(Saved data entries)
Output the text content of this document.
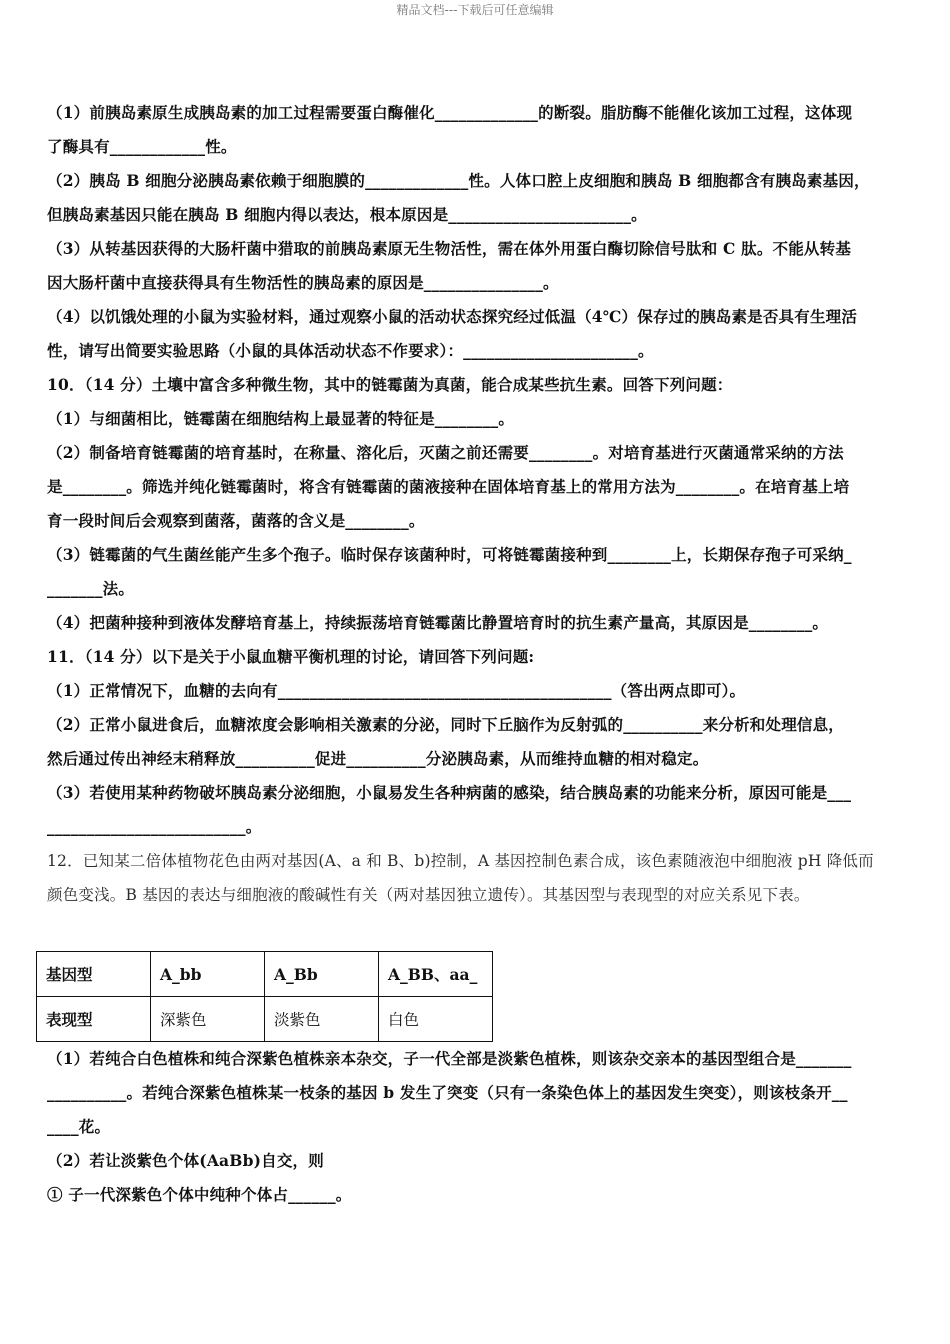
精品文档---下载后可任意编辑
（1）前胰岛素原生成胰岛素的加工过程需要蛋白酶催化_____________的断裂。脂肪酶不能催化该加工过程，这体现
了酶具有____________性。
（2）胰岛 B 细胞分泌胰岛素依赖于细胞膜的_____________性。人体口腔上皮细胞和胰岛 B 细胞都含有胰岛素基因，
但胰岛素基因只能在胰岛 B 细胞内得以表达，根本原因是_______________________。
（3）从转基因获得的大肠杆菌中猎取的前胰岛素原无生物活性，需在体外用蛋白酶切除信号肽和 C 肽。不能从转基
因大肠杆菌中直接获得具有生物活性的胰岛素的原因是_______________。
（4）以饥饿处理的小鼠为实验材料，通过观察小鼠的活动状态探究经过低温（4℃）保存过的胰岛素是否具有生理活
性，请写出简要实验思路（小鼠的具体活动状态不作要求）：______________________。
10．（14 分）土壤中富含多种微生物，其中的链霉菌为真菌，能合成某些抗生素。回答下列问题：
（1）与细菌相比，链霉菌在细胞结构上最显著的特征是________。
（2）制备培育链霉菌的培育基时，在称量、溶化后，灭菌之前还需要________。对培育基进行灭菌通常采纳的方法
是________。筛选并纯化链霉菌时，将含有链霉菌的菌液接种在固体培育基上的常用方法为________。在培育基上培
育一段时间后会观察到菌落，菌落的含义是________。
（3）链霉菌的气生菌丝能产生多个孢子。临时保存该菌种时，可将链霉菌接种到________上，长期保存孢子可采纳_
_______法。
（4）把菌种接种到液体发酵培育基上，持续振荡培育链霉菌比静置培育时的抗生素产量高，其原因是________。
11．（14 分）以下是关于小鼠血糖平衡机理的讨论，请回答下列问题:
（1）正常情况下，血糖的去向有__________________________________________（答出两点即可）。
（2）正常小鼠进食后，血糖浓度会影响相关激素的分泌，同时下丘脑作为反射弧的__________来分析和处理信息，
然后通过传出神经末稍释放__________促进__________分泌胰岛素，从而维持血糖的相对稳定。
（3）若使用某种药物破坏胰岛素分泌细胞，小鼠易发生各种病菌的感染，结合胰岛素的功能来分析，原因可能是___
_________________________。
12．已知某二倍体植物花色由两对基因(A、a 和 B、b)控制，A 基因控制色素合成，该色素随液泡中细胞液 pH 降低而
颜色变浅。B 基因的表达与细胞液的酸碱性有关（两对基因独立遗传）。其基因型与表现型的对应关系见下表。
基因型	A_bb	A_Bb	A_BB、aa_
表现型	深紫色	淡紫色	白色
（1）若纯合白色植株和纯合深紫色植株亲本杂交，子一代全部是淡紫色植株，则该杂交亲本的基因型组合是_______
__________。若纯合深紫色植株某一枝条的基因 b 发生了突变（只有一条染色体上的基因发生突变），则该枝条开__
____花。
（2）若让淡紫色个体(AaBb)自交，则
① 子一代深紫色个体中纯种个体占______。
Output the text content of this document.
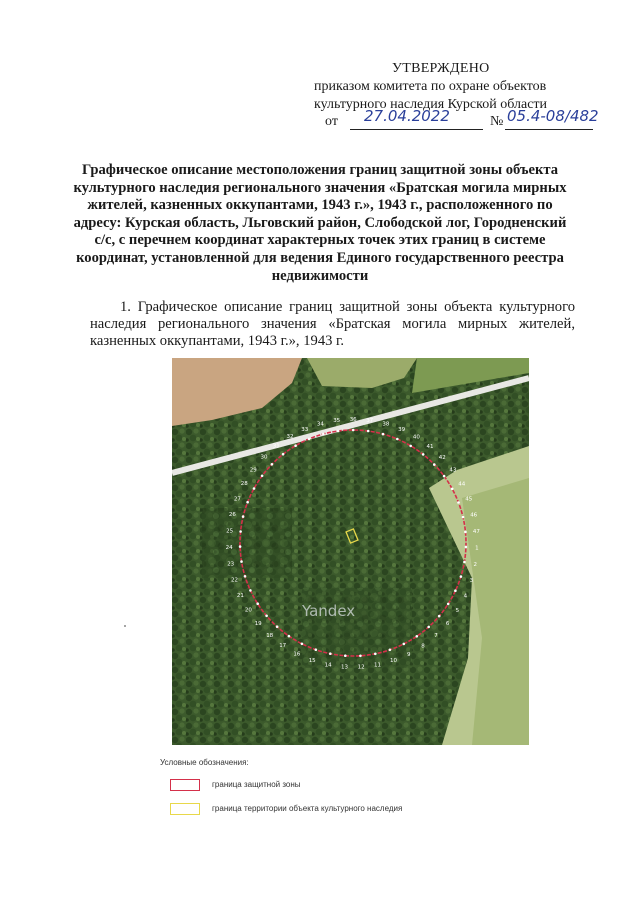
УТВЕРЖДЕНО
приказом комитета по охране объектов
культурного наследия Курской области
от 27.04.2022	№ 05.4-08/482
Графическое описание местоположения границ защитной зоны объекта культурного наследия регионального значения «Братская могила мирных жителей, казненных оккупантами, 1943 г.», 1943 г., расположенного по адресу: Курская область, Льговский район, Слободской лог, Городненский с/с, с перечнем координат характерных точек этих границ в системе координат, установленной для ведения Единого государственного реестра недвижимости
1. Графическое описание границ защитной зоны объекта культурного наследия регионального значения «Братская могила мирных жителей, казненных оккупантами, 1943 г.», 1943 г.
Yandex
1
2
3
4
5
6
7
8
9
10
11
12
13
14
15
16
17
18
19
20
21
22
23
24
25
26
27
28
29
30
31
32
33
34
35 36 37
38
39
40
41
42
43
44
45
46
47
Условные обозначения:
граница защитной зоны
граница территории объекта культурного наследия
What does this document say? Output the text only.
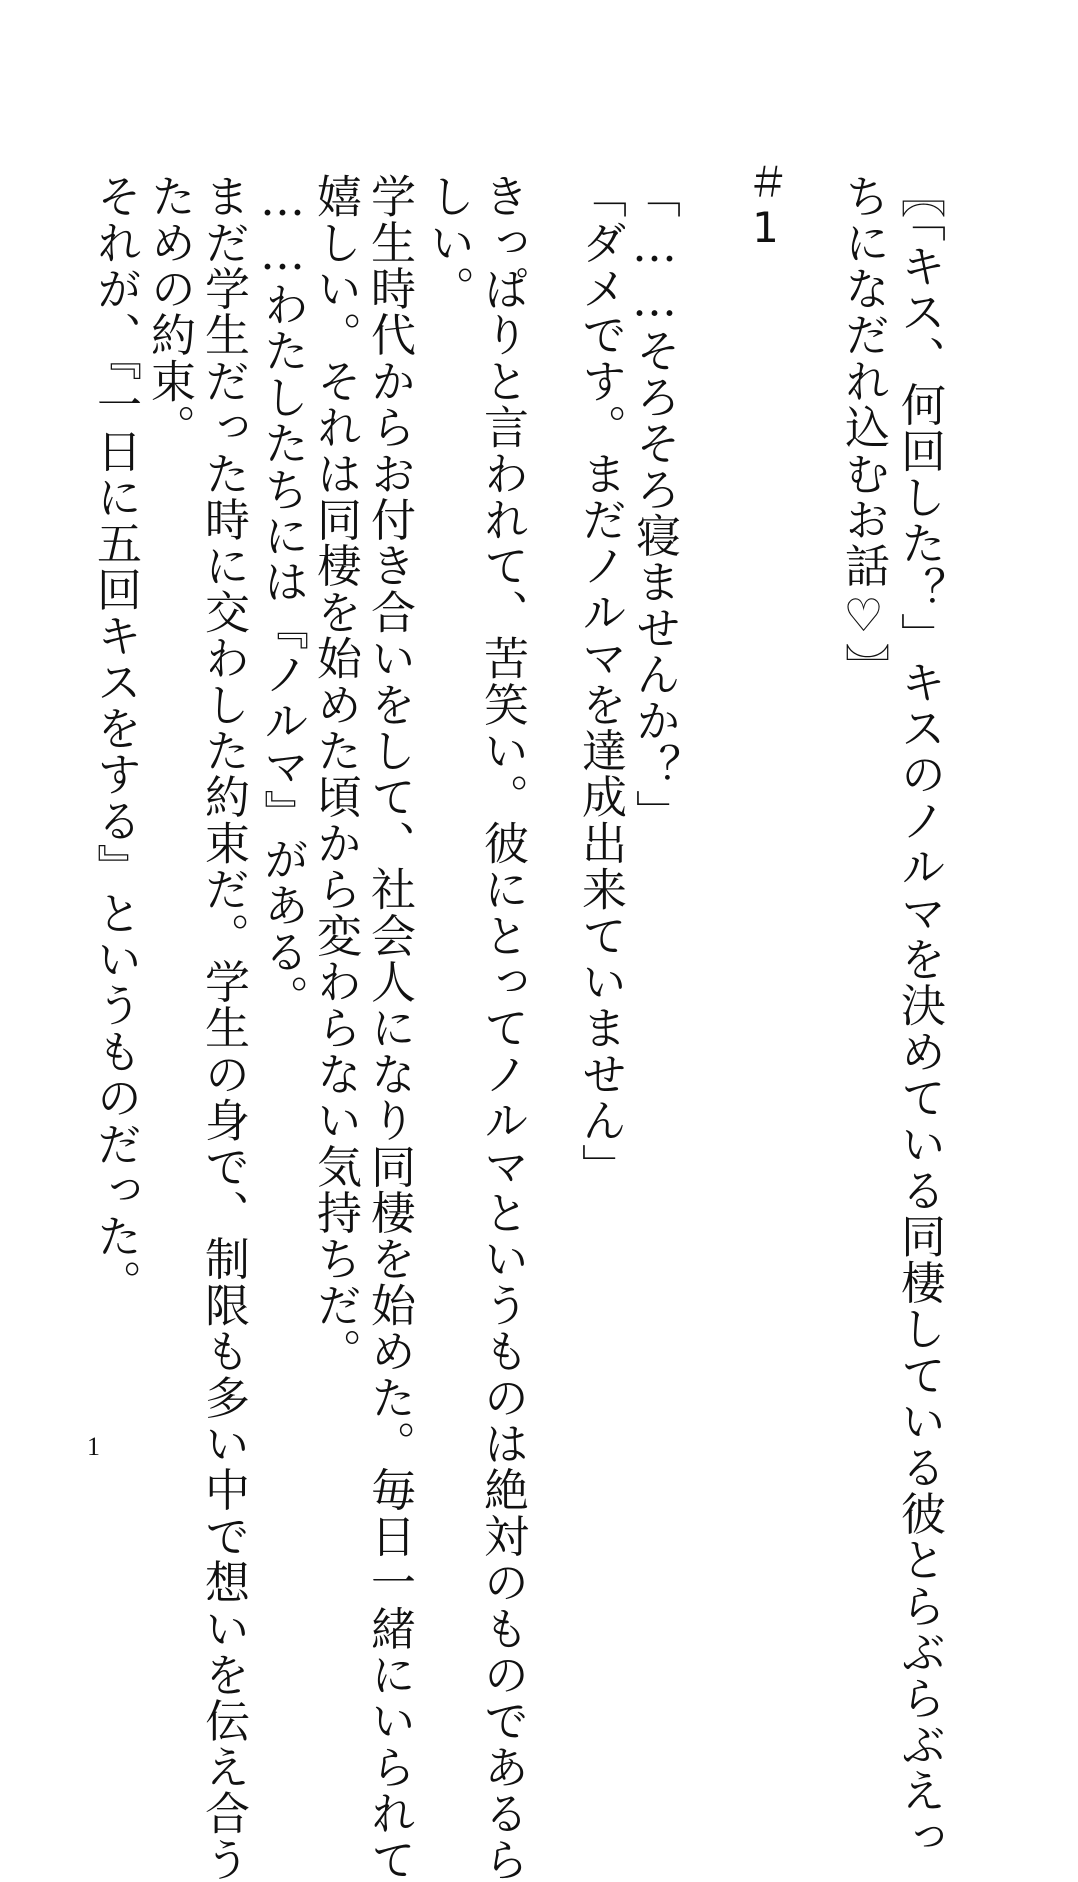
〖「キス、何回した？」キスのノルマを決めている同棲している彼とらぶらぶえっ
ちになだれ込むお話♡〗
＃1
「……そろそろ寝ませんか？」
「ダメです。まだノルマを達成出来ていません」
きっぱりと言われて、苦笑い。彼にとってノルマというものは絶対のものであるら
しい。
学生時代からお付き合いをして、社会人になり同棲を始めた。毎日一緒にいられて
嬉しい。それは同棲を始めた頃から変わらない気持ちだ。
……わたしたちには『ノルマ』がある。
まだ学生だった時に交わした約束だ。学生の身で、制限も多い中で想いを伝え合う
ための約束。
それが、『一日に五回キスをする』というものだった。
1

Task directions:
Generate a word-for-word copy of the preceding records, excluding all pictures.

Task output:
Output the text content of this document.
精品文档---下载后可任意编辑
（1）前胰岛素原生成胰岛素的加工过程需要蛋白酶催化_____________的断裂。脂肪酶不能催化该加工过程，这体现
了酶具有____________性。
（2）胰岛 B 细胞分泌胰岛素依赖于细胞膜的_____________性。人体口腔上皮细胞和胰岛 B 细胞都含有胰岛素基因，
但胰岛素基因只能在胰岛 B 细胞内得以表达，根本原因是_______________________。
（3）从转基因获得的大肠杆菌中猎取的前胰岛素原无生物活性，需在体外用蛋白酶切除信号肽和 C 肽。不能从转基
因大肠杆菌中直接获得具有生物活性的胰岛素的原因是_______________。
（4）以饥饿处理的小鼠为实验材料，通过观察小鼠的活动状态探究经过低温（4℃）保存过的胰岛素是否具有生理活
性，请写出简要实验思路（小鼠的具体活动状态不作要求）：______________________。
10．（14 分）土壤中富含多种微生物，其中的链霉菌为真菌，能合成某些抗生素。回答下列问题：
（1）与细菌相比，链霉菌在细胞结构上最显著的特征是________。
（2）制备培育链霉菌的培育基时，在称量、溶化后，灭菌之前还需要________。对培育基进行灭菌通常采纳的方法
是________。筛选并纯化链霉菌时，将含有链霉菌的菌液接种在固体培育基上的常用方法为________。在培育基上培
育一段时间后会观察到菌落，菌落的含义是________。
（3）链霉菌的气生菌丝能产生多个孢子。临时保存该菌种时，可将链霉菌接种到________上，长期保存孢子可采纳_
_______法。
（4）把菌种接种到液体发酵培育基上，持续振荡培育链霉菌比静置培育时的抗生素产量高，其原因是________。
11．（14 分）以下是关于小鼠血糖平衡机理的讨论，请回答下列问题:
（1）正常情况下，血糖的去向有__________________________________________（答出两点即可）。
（2）正常小鼠进食后，血糖浓度会影响相关激素的分泌，同时下丘脑作为反射弧的__________来分析和处理信息，
然后通过传出神经末稍释放__________促进__________分泌胰岛素，从而维持血糖的相对稳定。
（3）若使用某种药物破坏胰岛素分泌细胞，小鼠易发生各种病菌的感染，结合胰岛素的功能来分析，原因可能是___
_________________________。
12．已知某二倍体植物花色由两对基因(A、a 和 B、b)控制，A 基因控制色素合成，该色素随液泡中细胞液 pH 降低而
颜色变浅。B 基因的表达与细胞液的酸碱性有关（两对基因独立遗传）。其基因型与表现型的对应关系见下表。
基因型	A_bb	A_Bb	A_BB、aa_
表现型	深紫色	淡紫色	白色
（1）若纯合白色植株和纯合深紫色植株亲本杂交，子一代全部是淡紫色植株，则该杂交亲本的基因型组合是_______
__________。若纯合深紫色植株某一枝条的基因 b 发生了突变（只有一条染色体上的基因发生突变），则该枝条开__
____花。
（2）若让淡紫色个体(AaBb)自交，则
① 子一代深紫色个体中纯种个体占______。
Output the text content of this document.
УТВЕРЖДЕНО
приказом комитета по охране объектов
культурного наследия Курской области
от 27.04.2022	№ 05.4-08/482
Графическое описание местоположения границ защитной зоны объекта культурного наследия регионального значения «Братская могила мирных жителей, казненных оккупантами, 1943 г.», 1943 г., расположенного по адресу: Курская область, Льговский район, Слободской лог, Городненский с/с, с перечнем координат характерных точек этих границ в системе координат, установленной для ведения Единого государственного реестра недвижимости
1. Графическое описание границ защитной зоны объекта культурного наследия регионального значения «Братская могила мирных жителей, казненных оккупантами, 1943 г.», 1943 г.
Yandex
1
2
3
4
5
6
7
8
9
10
11
12
13
14
15
16
17
18
19
20
21
22
23
24
25
26
27
28
29
30
31
32
33
34
35 36 37
38
39
40
41
42
43
44
45
46
47
Условные обозначения:
граница защитной зоны
граница территории объекта культурного наследия
What does this document say? Output the text only.
〖「キス、何回した？」キスのノルマを決めている同棲している彼とらぶらぶえっ
ちになだれ込むお話♡〗
＃1
「……そろそろ寝ませんか？」
「ダメです。まだノルマを達成出来ていません」
きっぱりと言われて、苦笑い。彼にとってノルマというものは絶対のものであるら
しい。
学生時代からお付き合いをして、社会人になり同棲を始めた。毎日一緒にいられて
嬉しい。それは同棲を始めた頃から変わらない気持ちだ。
……わたしたちには『ノルマ』がある。
まだ学生だった時に交わした約束だ。学生の身で、制限も多い中で想いを伝え合う
ための約束。
それが、『一日に五回キスをする』というものだった。
1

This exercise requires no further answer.